## Extract to read
►

Peoples State Bank of Francesville
From: Roger Cummings
Sent: Thursday, August 26, 2004 10:12 AM
To: Regulatory Comments FRB; Comments; regs.comments@occ.treas.gov;
regs.comments@ots.treas.gov
Subject: EGRPRA
Regulators,
I would greatly appreciate an honest effort to reduce regulations.
I am the president of a small bank in rural Indiana, $139,000,000.
Regulations have reduce our efficiency greatly. We spend resources,
both financial and personnel, to make sure we aren't going to violate
some regulation knowing full well that we will because there are
so many and they are so complicated. The government bureaucrats
think that this regulation won't cost much. Maybe individually
they don't but they add up quickly.
We are in the process of mailing out our annual privacy notice
that nobody reads. We are a small institution that mailed our 5,845
notices. Postage, printing cost, envelopes, mailing labels and
staff time cost us about $5,000 or almost $1 per notice. Take that
times the number of notices sent by all banks, how about all those
required to send notices. Now, how many notices does the consumer
read from their credit card companies, banks, insurance companies,
investment providers etc. This is one of the most costly regulations
that provides very little return. It would seem that if we provide
the notice to a customer once and anytime we changed our policy
we provided a new notice. If we made the notice available upon
request that should provide sufficient opportunity to review it.
It is posted on our web site also.
Take a mortgage loan file and see how many documents are required.
First, consumers have no idea what the file contains and just sign
were ever they are required to. It would make sense to consolidate
and better yet eliminate some of the documents. Regulations are
added and changed which cost the bank and the consumer. We now
charge $250 to process a mortgage loan. That is to cover mostly
the compliance costs and that doesn't include the flood determination
for property no where near a river or a flood area. Every mortgage
pays $18 for a flood determination when we would have to go back
to Noah's time to flood that property.

◄

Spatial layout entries
►

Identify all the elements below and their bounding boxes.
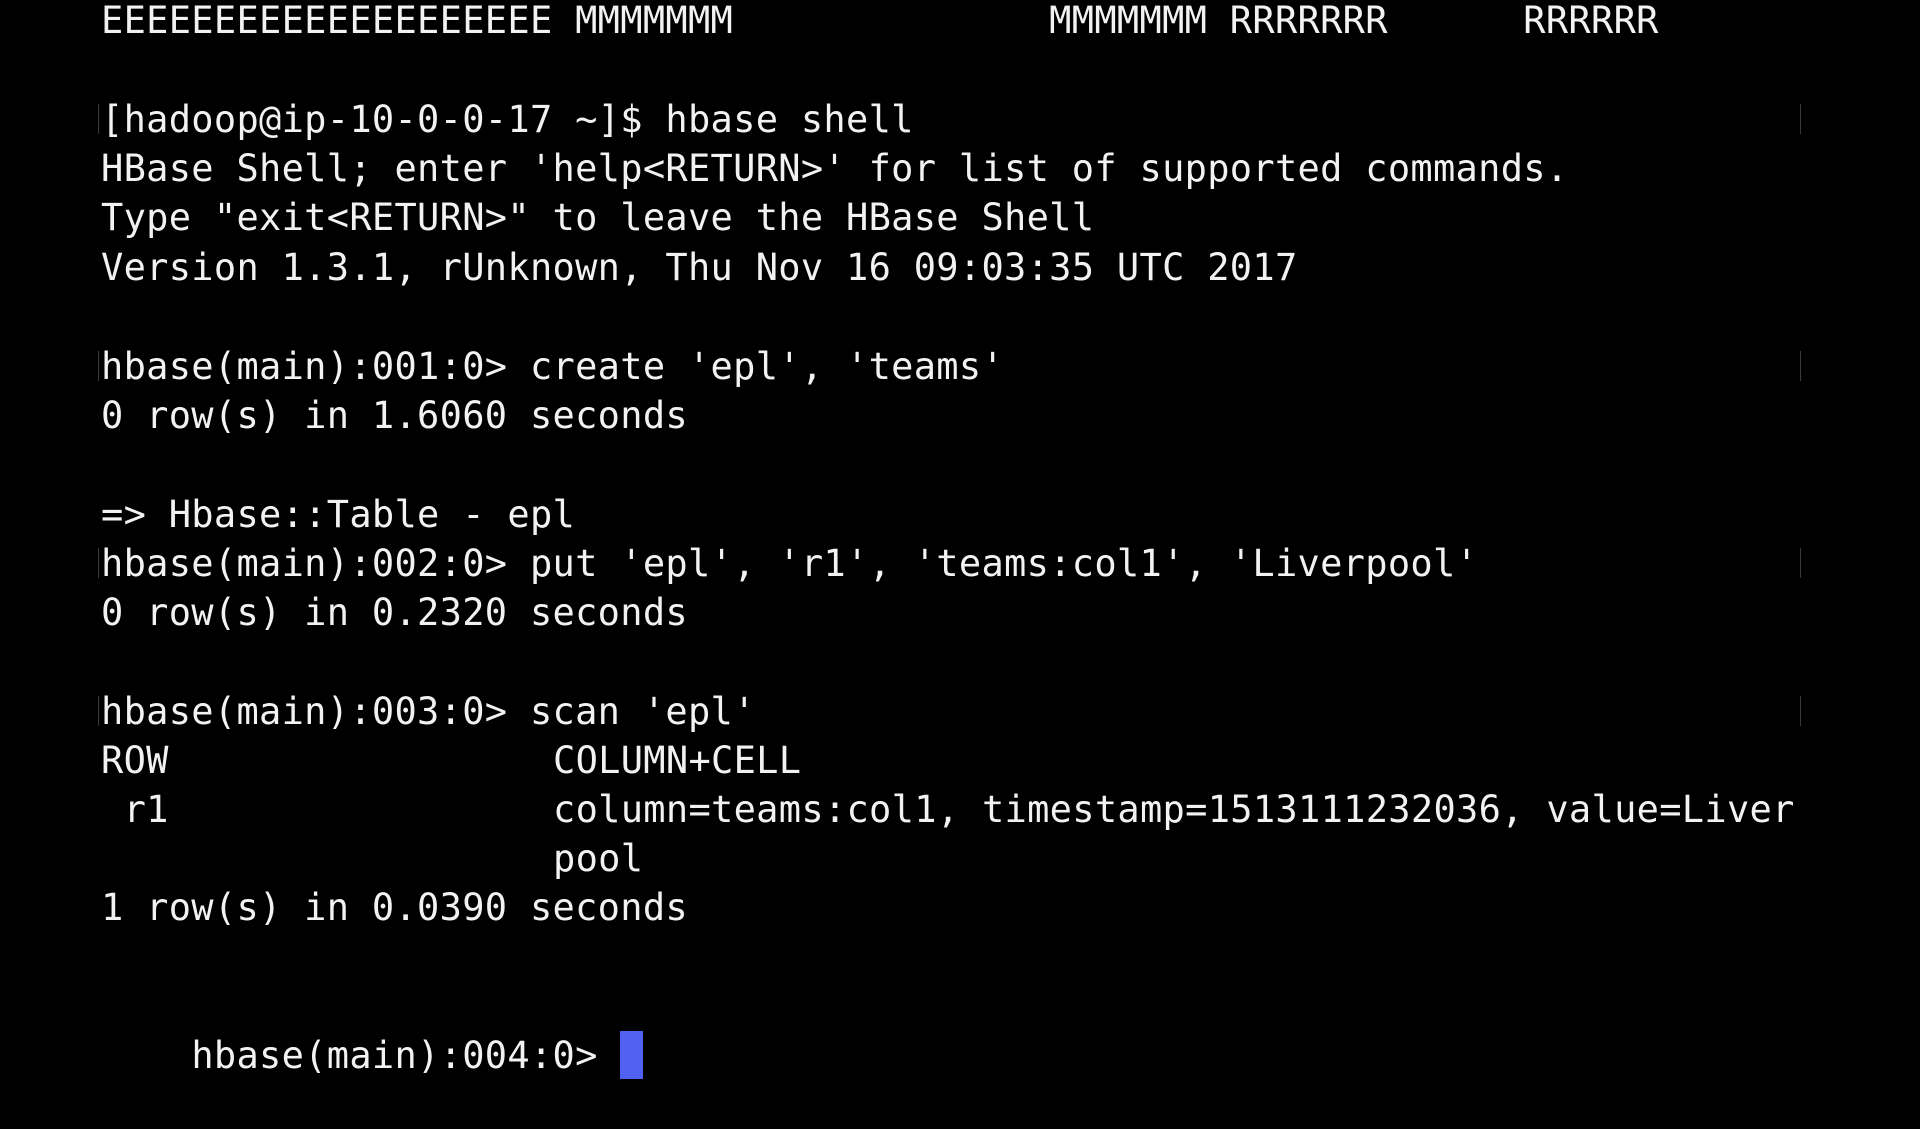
banner-line-1: HBase Shell; enter 'help<RETURN>' for li… <box>101 147 1569 190</box>
scan-row-key: r1 <box>101 788 169 831</box>
prompt-divider-right <box>1800 104 1801 134</box>
prompt-divider-left <box>98 351 99 381</box>
command-put-row: hbase(main):002:0> put 'epl', 'r1', 'tea… <box>101 542 1479 585</box>
prompt-divider-right <box>1800 696 1801 726</box>
terminal-header-line: EEEEEEEEEEEEEEEEEEEE MMMMMMM MMMMMMM RRR… <box>101 0 1659 42</box>
prompt-divider-right <box>1800 351 1801 381</box>
prompt-divider-right <box>1800 548 1801 578</box>
output-put-timing: 0 row(s) in 0.2320 seconds <box>101 591 688 634</box>
current-prompt: hbase(main):004:0> <box>191 1034 621 1077</box>
terminal-window[interactable]: EEEEEEEEEEEEEEEEEEEE MMMMMMM MMMMMMM RRR… <box>0 0 1920 1080</box>
banner-line-3: Version 1.3.1, rUnknown, Thu Nov 16 09:0… <box>101 246 1298 289</box>
command-scan-table: hbase(main):003:0> scan 'epl' <box>101 690 756 733</box>
scan-header-cell-label: COLUMN+CELL <box>553 739 802 782</box>
scan-row-cell-wrap: pool <box>553 837 644 880</box>
prompt-divider-left <box>98 696 99 726</box>
scan-header-row-label: ROW <box>101 739 169 782</box>
terminal-cursor[interactable] <box>620 1030 644 1079</box>
output-scan-timing: 1 row(s) in 0.0390 seconds <box>101 886 688 929</box>
output-table-reference: => Hbase::Table - epl <box>101 493 576 536</box>
output-create-timing: 0 row(s) in 1.6060 seconds <box>101 394 688 437</box>
shell-login-command: [hadoop@ip-10-0-0-17 ~]$ hbase shell <box>101 98 914 141</box>
scan-result-row-wrap: pool <box>101 834 1801 883</box>
scan-row-cell: column=teams:col1, timestamp=15131112320… <box>553 788 1795 831</box>
prompt-divider-left <box>98 548 99 578</box>
command-create-table: hbase(main):001:0> create 'epl', 'teams' <box>101 345 1005 388</box>
current-prompt-line[interactable]: hbase(main):004:0> <box>101 982 644 1079</box>
scan-result-row: r1 column=teams:col1, timestamp=15131112… <box>101 785 1801 834</box>
prompt-divider-left <box>98 104 99 134</box>
scan-header-row: ROW COLUMN+CELL <box>101 736 1801 785</box>
banner-line-2: Type "exit<RETURN>" to leave the HBase S… <box>101 196 1095 239</box>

◄

In the EGRPRA comment letter from the small Indiana bank, what fee does the bank now charge to process a mortgage loan?

$250